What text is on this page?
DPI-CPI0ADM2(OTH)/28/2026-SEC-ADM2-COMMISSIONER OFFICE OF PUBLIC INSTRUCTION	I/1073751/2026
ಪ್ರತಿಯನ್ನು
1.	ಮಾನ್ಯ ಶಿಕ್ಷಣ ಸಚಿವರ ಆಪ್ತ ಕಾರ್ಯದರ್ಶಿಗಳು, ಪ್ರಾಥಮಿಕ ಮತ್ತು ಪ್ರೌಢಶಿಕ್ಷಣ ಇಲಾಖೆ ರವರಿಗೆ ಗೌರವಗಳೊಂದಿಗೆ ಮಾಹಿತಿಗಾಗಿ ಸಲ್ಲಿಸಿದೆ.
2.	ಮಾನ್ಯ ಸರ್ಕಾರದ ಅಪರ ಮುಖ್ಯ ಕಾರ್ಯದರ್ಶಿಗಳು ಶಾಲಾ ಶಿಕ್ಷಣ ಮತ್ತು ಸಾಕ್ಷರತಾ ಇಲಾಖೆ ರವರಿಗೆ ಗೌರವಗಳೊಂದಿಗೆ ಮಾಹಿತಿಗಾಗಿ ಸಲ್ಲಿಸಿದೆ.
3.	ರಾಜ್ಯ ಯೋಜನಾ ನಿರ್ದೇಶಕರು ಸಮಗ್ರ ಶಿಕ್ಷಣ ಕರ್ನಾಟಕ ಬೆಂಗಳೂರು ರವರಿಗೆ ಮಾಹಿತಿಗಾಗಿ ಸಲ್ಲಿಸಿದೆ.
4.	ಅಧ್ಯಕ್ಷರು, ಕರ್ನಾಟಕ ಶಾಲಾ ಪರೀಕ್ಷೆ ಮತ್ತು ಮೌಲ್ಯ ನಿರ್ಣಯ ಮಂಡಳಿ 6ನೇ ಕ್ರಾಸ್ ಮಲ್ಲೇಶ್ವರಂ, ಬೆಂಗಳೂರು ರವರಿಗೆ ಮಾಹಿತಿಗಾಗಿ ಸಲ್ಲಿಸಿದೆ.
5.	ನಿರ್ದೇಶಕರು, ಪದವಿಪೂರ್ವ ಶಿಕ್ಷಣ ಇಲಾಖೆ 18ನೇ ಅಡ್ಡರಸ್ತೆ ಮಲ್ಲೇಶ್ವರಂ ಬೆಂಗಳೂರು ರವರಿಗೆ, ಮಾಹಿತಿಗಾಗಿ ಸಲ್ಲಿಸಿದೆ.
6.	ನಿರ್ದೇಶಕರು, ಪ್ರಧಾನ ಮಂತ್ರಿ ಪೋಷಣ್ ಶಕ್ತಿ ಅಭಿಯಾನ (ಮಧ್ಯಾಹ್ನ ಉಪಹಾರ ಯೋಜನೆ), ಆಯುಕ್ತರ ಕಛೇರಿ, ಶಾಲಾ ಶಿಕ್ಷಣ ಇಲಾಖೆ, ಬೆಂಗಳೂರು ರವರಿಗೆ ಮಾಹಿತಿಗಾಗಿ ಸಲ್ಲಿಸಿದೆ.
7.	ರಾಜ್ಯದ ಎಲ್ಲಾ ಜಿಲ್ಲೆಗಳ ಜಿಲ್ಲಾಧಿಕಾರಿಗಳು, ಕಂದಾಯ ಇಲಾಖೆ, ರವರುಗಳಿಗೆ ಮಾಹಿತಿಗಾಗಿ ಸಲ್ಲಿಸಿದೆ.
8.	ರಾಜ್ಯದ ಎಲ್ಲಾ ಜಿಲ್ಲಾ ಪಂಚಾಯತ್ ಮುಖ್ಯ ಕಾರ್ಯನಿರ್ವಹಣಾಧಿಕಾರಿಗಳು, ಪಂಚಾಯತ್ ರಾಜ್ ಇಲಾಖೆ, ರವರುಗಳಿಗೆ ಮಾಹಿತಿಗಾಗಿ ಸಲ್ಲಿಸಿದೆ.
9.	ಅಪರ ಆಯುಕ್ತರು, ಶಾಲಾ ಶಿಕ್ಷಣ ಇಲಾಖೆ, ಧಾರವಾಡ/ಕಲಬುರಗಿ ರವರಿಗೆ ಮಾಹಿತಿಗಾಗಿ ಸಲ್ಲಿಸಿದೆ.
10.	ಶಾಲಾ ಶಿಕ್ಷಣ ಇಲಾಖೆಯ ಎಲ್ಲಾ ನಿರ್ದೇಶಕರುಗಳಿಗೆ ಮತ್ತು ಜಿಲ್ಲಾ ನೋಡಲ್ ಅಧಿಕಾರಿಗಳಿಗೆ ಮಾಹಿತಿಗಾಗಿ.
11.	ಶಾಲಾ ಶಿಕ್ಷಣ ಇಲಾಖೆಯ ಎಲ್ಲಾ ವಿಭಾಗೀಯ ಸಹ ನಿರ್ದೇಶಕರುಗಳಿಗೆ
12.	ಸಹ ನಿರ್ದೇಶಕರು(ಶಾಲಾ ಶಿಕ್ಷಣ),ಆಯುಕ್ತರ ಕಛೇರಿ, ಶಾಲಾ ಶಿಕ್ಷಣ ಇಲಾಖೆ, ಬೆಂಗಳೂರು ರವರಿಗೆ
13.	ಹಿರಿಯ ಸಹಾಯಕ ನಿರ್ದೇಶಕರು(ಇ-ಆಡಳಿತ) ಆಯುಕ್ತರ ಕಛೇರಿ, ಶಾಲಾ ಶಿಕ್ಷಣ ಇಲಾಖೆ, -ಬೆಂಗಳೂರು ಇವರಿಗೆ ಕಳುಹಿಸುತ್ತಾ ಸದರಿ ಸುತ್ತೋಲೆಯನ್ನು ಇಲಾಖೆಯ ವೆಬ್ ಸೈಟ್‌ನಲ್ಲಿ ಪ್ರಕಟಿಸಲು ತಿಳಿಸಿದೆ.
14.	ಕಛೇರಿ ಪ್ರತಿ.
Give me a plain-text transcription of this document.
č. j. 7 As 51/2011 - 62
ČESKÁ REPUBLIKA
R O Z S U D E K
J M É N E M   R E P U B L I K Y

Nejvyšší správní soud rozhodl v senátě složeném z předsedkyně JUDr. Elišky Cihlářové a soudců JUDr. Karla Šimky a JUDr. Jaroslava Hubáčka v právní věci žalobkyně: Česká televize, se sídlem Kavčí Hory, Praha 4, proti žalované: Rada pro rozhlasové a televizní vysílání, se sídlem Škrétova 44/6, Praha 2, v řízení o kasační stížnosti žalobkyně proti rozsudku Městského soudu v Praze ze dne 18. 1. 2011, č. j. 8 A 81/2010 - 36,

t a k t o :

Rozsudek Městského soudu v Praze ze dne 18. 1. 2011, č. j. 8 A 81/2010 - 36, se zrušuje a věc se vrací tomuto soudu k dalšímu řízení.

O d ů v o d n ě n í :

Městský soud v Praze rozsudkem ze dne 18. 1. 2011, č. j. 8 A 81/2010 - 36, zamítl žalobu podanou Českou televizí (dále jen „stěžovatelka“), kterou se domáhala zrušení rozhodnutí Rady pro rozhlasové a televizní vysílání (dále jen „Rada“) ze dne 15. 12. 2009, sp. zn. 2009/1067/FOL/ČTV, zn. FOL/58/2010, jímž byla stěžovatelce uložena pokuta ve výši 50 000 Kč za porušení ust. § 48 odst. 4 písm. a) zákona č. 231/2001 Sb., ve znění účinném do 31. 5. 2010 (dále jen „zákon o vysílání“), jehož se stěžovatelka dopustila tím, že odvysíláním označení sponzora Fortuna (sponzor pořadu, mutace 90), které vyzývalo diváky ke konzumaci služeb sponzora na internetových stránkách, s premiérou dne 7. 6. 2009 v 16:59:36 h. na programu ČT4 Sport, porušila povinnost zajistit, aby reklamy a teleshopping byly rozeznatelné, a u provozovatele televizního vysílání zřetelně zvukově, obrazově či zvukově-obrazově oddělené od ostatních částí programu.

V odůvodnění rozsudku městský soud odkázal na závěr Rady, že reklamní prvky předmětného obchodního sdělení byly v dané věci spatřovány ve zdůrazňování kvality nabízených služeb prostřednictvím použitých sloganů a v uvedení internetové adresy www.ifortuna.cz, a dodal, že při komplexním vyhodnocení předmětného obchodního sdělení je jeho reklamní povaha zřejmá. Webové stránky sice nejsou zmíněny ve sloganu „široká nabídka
▬▬▬▬▬▬
What is asked: Pick out each line containing "ರವಗಳ" and report it.

Output:
1.	ಮಾನ್ಯ ಶಿಕ್ಷಣ ಸಚಿವರ ಆಪ್ತ ಕಾರ್ಯದರ್ಶಿಗಳು, ಪ್ರಾಥಮಿಕ ಮತ್ತು ಪ್ರೌಢಶಿಕ್ಷಣ ಇಲಾಖೆ ರವರಿಗೆ ಗೌರವಗಳೊಂದಿಗೆ ಮಾಹಿತಿಗಾಗಿ ಸಲ್ಲಿಸಿದೆ.
2.	ಮಾನ್ಯ ಸರ್ಕಾರದ ಅಪರ ಮುಖ್ಯ ಕಾರ್ಯದರ್ಶಿಗಳು ಶಾಲಾ ಶಿಕ್ಷಣ ಮತ್ತು ಸಾಕ್ಷರತಾ ಇಲಾಖೆ ರವರಿಗೆ ಗೌರವಗಳೊಂದಿಗೆ ಮಾಹಿತಿಗಾಗಿ ಸಲ್ಲಿಸಿದೆ.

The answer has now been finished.